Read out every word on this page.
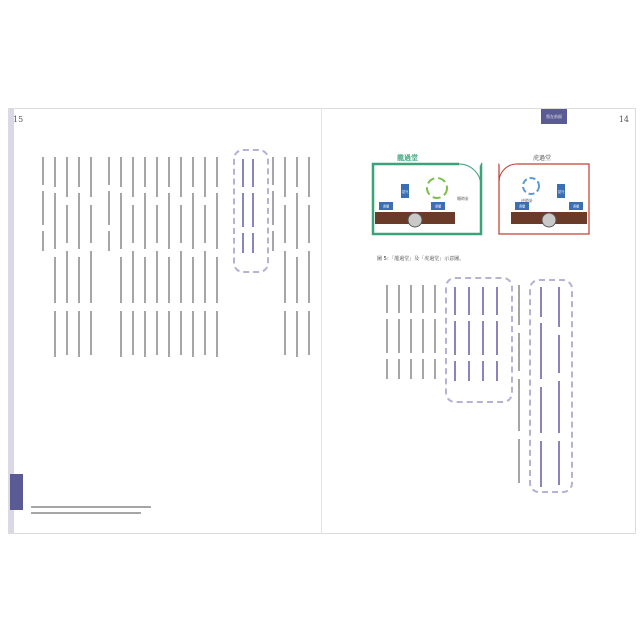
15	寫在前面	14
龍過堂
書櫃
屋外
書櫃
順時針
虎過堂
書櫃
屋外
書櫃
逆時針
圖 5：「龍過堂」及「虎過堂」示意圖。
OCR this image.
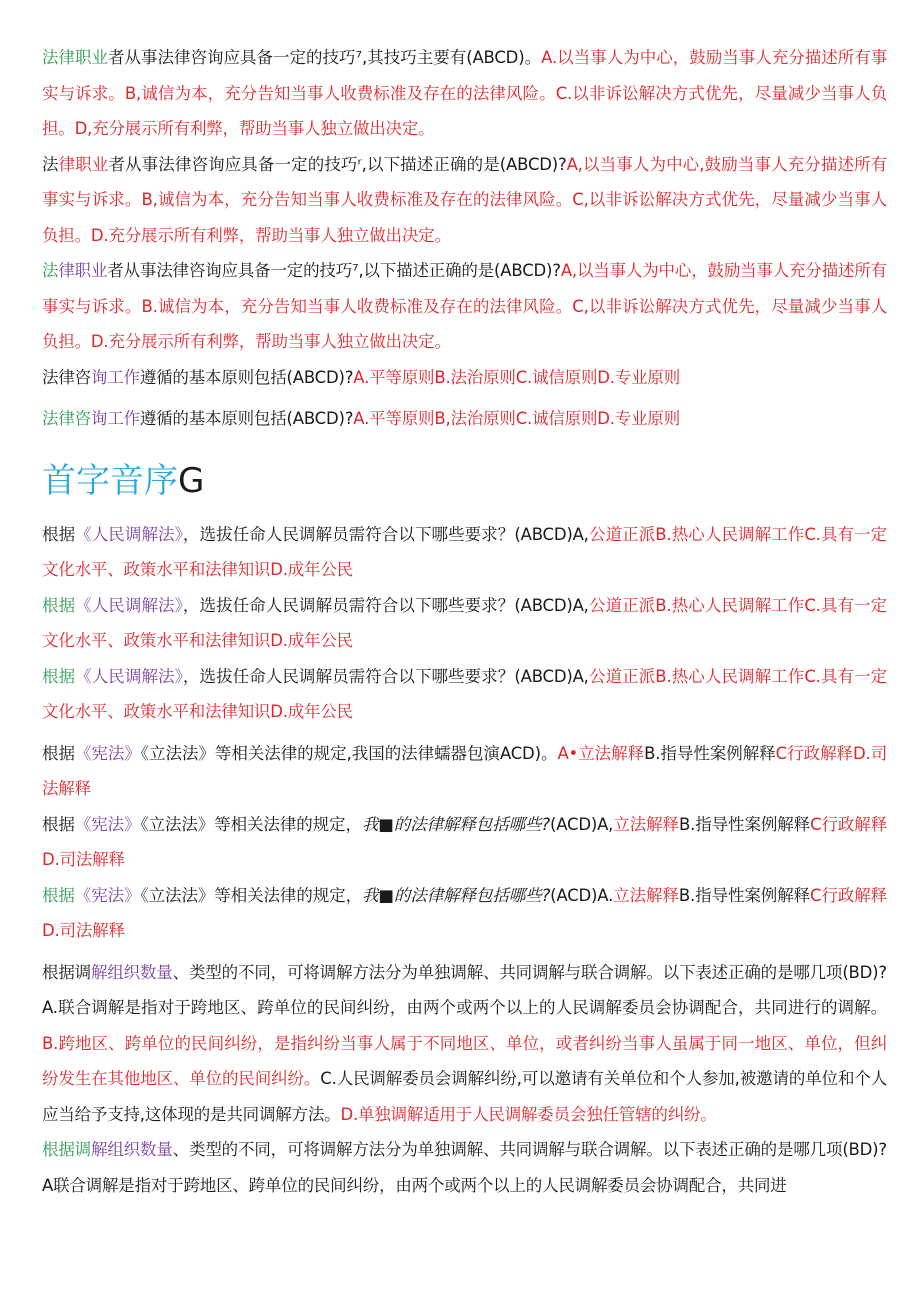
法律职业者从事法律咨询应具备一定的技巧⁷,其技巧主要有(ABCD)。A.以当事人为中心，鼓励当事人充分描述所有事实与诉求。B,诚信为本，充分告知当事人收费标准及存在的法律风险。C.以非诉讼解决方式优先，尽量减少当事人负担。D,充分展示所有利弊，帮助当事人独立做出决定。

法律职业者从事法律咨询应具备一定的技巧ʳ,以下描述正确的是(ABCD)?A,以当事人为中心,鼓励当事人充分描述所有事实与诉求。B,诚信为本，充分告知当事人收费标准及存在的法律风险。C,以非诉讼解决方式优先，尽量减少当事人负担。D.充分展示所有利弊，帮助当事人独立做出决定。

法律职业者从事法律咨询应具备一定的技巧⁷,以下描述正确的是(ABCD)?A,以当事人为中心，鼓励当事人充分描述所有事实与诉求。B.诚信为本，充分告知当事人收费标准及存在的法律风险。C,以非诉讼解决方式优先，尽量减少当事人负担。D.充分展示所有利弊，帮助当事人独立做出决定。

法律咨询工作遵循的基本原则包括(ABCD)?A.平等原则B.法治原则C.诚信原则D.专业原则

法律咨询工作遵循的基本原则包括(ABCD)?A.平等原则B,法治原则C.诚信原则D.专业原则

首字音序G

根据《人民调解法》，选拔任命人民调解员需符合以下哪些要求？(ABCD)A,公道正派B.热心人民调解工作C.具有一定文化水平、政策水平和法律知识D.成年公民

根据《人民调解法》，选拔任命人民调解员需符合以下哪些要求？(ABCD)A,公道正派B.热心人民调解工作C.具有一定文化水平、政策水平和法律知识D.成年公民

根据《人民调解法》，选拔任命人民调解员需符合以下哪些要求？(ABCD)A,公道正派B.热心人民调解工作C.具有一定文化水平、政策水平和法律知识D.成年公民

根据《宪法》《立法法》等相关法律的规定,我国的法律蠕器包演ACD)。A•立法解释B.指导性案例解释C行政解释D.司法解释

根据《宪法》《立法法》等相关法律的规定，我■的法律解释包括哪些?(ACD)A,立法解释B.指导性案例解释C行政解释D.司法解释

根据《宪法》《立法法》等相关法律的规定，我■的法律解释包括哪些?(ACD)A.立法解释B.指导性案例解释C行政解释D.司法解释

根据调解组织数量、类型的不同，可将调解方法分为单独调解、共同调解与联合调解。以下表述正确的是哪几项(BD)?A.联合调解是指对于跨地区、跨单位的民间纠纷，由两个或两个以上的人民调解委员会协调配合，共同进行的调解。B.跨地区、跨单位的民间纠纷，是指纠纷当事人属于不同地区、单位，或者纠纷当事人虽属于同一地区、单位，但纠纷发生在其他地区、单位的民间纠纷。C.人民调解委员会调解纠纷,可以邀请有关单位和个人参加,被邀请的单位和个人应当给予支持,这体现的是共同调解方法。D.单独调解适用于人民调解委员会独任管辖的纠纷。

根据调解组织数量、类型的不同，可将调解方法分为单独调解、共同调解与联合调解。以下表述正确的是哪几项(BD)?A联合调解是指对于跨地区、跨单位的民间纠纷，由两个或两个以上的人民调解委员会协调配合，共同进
...
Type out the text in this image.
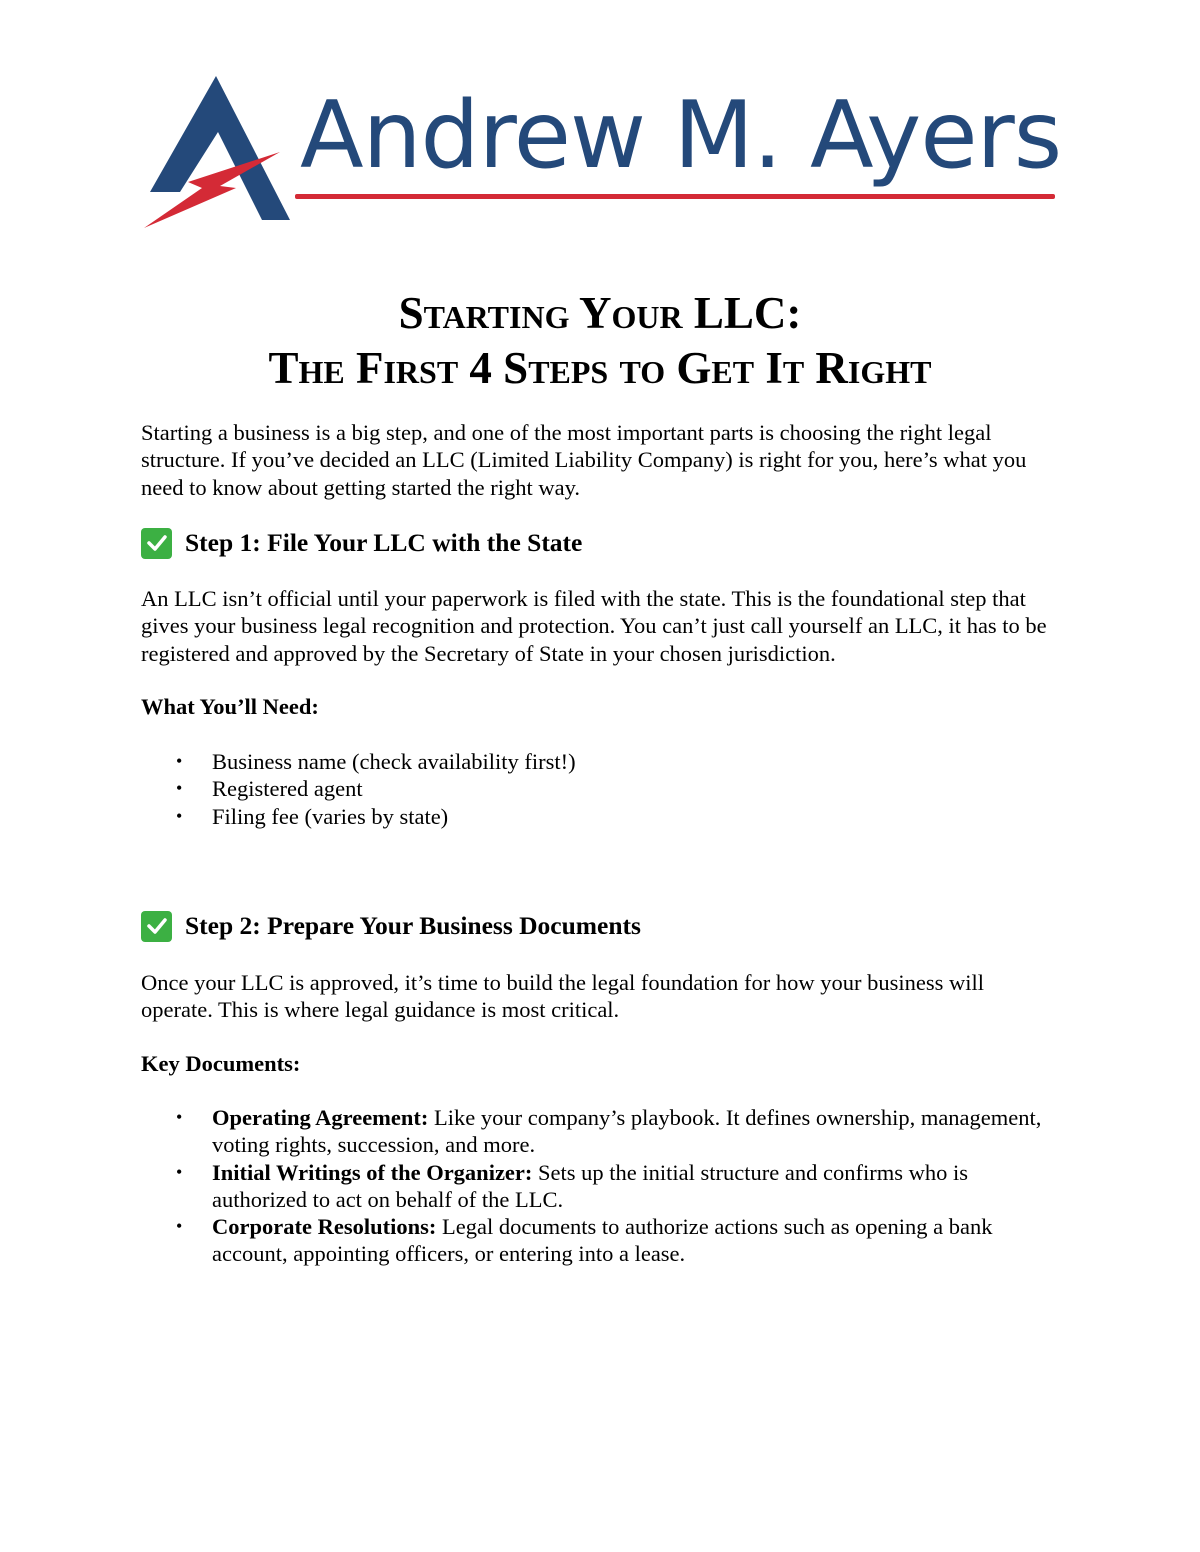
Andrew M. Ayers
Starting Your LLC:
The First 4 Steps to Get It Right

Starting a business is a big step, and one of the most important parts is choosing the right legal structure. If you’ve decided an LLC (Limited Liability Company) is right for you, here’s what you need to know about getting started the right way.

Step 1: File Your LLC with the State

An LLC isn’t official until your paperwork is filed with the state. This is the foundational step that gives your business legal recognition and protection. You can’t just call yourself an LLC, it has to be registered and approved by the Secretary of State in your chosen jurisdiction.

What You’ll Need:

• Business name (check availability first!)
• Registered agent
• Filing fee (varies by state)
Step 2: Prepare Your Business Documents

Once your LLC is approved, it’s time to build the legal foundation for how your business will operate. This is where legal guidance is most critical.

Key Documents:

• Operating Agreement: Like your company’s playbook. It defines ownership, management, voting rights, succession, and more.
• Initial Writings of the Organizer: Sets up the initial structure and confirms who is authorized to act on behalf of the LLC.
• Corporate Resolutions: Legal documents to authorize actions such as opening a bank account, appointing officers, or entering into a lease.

PROBLEM TO WORK ON
Look through the data above. Find each line with the string "平等原则B" and copy it.

TASK OUTPUT
法律咨询工作遵循的基本原则包括(ABCD)?A.平等原则B.法治原则C.诚信原则D.专业原则
法律咨询工作遵循的基本原则包括(ABCD)?A.平等原则B,法治原则C.诚信原则D.专业原则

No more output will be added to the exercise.